### Task requirements
Reproduce the listing below verbatim.

^^^^^^^^

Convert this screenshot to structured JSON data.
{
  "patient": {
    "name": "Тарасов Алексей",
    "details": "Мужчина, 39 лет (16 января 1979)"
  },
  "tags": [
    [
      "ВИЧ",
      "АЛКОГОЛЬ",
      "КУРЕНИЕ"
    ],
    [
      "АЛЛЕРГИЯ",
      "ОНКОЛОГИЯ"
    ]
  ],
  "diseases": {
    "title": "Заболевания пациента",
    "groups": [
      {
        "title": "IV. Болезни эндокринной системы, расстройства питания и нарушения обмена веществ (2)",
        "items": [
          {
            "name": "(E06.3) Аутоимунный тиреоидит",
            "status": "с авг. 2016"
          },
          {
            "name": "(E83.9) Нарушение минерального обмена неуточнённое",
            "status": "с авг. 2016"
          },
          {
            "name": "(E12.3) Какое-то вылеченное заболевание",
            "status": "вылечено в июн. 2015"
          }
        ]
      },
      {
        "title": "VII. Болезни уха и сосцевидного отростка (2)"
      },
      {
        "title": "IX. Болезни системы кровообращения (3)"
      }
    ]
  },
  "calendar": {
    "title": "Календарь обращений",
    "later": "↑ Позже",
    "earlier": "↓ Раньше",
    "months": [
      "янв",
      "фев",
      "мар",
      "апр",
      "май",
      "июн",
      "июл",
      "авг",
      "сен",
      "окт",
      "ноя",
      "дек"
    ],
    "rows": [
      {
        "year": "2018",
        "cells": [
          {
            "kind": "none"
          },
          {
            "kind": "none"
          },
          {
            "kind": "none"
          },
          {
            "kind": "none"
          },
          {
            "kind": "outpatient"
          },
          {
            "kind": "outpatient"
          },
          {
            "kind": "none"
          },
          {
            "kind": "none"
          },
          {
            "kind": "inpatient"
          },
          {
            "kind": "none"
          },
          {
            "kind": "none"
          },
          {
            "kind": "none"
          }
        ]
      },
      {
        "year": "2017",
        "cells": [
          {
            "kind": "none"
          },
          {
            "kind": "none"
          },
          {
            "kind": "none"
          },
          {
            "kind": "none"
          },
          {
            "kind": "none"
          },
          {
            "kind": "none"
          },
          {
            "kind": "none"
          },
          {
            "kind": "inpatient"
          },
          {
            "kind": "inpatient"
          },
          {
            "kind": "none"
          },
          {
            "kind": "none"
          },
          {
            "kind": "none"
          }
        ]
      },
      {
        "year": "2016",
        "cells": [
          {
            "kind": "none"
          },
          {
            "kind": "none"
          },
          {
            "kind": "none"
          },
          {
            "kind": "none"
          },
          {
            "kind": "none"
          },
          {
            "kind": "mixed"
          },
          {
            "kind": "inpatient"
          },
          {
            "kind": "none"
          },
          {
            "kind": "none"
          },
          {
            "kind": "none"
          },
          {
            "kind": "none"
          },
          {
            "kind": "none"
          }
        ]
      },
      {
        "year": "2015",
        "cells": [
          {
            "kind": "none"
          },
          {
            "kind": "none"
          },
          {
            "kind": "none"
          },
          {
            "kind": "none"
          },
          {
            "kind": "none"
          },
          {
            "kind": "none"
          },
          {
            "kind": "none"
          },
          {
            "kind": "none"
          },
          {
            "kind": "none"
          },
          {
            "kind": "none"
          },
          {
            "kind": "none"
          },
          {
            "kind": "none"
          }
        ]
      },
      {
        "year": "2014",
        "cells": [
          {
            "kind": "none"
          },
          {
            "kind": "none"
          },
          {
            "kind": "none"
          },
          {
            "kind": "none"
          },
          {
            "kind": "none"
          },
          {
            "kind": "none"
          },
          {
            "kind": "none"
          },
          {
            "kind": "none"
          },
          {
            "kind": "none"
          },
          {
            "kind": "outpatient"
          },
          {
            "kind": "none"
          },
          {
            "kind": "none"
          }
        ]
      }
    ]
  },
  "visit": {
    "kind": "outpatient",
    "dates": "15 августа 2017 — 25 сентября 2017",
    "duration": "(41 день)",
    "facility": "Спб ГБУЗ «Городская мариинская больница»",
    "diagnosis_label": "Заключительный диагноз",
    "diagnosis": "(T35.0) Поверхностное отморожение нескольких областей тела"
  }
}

^^^^^^^^

### Exercise output
Convert this screenshot to structured JSON data.
{
  "patient": {
    "name": "Тарасов Алексей",
    "details": "Мужчина, 39 лет (16 января 1979)"
  },
  "tags": [
    [
      "ВИЧ",
      "АЛКОГОЛЬ",
      "КУРЕНИЕ"
    ],
    [
      "АЛЛЕРГИЯ",
      "ОНКОЛОГИЯ"
    ]
  ],
  "diseases": {
    "title": "Заболевания пациента",
    "groups": [
      {
        "title": "IV. Болезни эндокринной системы, расстройства питания и нарушения обмена веществ (2)",
        "items": [
          {
            "name": "(E06.3) Аутоимунный тиреоидит",
            "status": "с авг. 2016"
          },
          {
            "name": "(E83.9) Нарушение минерального обмена неуточнённое",
            "status": "с авг. 2016"
          },
          {
            "name": "(E12.3) Какое-то вылеченное заболевание",
            "status": "вылечено в июн. 2015"
          }
        ]
      },
      {
        "title": "VII. Болезни уха и сосцевидного отростка (2)"
      },
      {
        "title": "IX. Болезни системы кровообращения (3)"
      }
    ]
  },
  "calendar": {
    "title": "Календарь обращений",
    "later": "↑ Позже",
    "earlier": "↓ Раньше",
    "months": [
      "янв",
      "фев",
      "мар",
      "апр",
      "май",
      "июн",
      "июл",
      "авг",
      "сен",
      "окт",
      "ноя",
      "дек"
    ],
    "rows": [
      {
        "year": "2018",
        "cells": [
          {
            "kind": "none"
          },
          {
            "kind": "none"
          },
          {
            "kind": "none"
          },
          {
            "kind": "none"
          },
          {
            "kind": "outpatient"
          },
          {
            "kind": "outpatient"
          },
          {
            "kind": "none"
          },
          {
            "kind": "none"
          },
          {
            "kind": "inpatient"
          },
          {
            "kind": "none"
          },
          {
            "kind": "none"
          },
          {
            "kind": "none"
          }
        ]
      },
      {
        "year": "2017",
        "cells": [
          {
            "kind": "none"
          },
          {
            "kind": "none"
          },
          {
            "kind": "none"
          },
          {
            "kind": "none"
          },
          {
            "kind": "none"
          },
          {
            "kind": "none"
          },
          {
            "kind": "none"
          },
          {
            "kind": "inpatient"
          },
          {
            "kind": "inpatient"
          },
          {
            "kind": "none"
          },
          {
            "kind": "none"
          },
          {
            "kind": "none"
          }
        ]
      },
      {
        "year": "2016",
        "cells": [
          {
            "kind": "none"
          },
          {
            "kind": "none"
          },
          {
            "kind": "none"
          },
          {
            "kind": "none"
          },
          {
            "kind": "none"
          },
          {
            "kind": "mixed"
          },
          {
            "kind": "inpatient"
          },
          {
            "kind": "none"
          },
          {
            "kind": "none"
          },
          {
            "kind": "none"
          },
          {
            "kind": "none"
          },
          {
            "kind": "none"
          }
        ]
      },
      {
        "year": "2015",
        "cells": [
          {
            "kind": "none"
          },
          {
            "kind": "none"
          },
          {
            "kind": "none"
          },
          {
            "kind": "none"
          },
          {
            "kind": "none"
          },
          {
            "kind": "none"
          },
          {
            "kind": "none"
          },
          {
            "kind": "none"
          },
          {
            "kind": "none"
          },
          {
            "kind": "none"
          },
          {
            "kind": "none"
          },
          {
            "kind": "none"
          }
        ]
      },
      {
        "year": "2014",
        "cells": [
          {
            "kind": "none"
          },
          {
            "kind": "none"
          },
          {
            "kind": "none"
          },
          {
            "kind": "none"
          },
          {
            "kind": "none"
          },
          {
            "kind": "none"
          },
          {
            "kind": "none"
          },
          {
            "kind": "none"
          },
          {
            "kind": "none"
          },
          {
            "kind": "outpatient"
          },
          {
            "kind": "none"
          },
          {
            "kind": "none"
          }
        ]
      }
    ]
  },
  "visit": {
    "kind": "outpatient",
    "dates": "15 августа 2017 — 25 сентября 2017",
    "duration": "(41 день)",
    "facility": "Спб ГБУЗ «Городская мариинская больница»",
    "diagnosis_label": "Заключительный диагноз",
    "diagnosis": "(T35.0) Поверхностное отморожение нескольких областей тела"
  }
}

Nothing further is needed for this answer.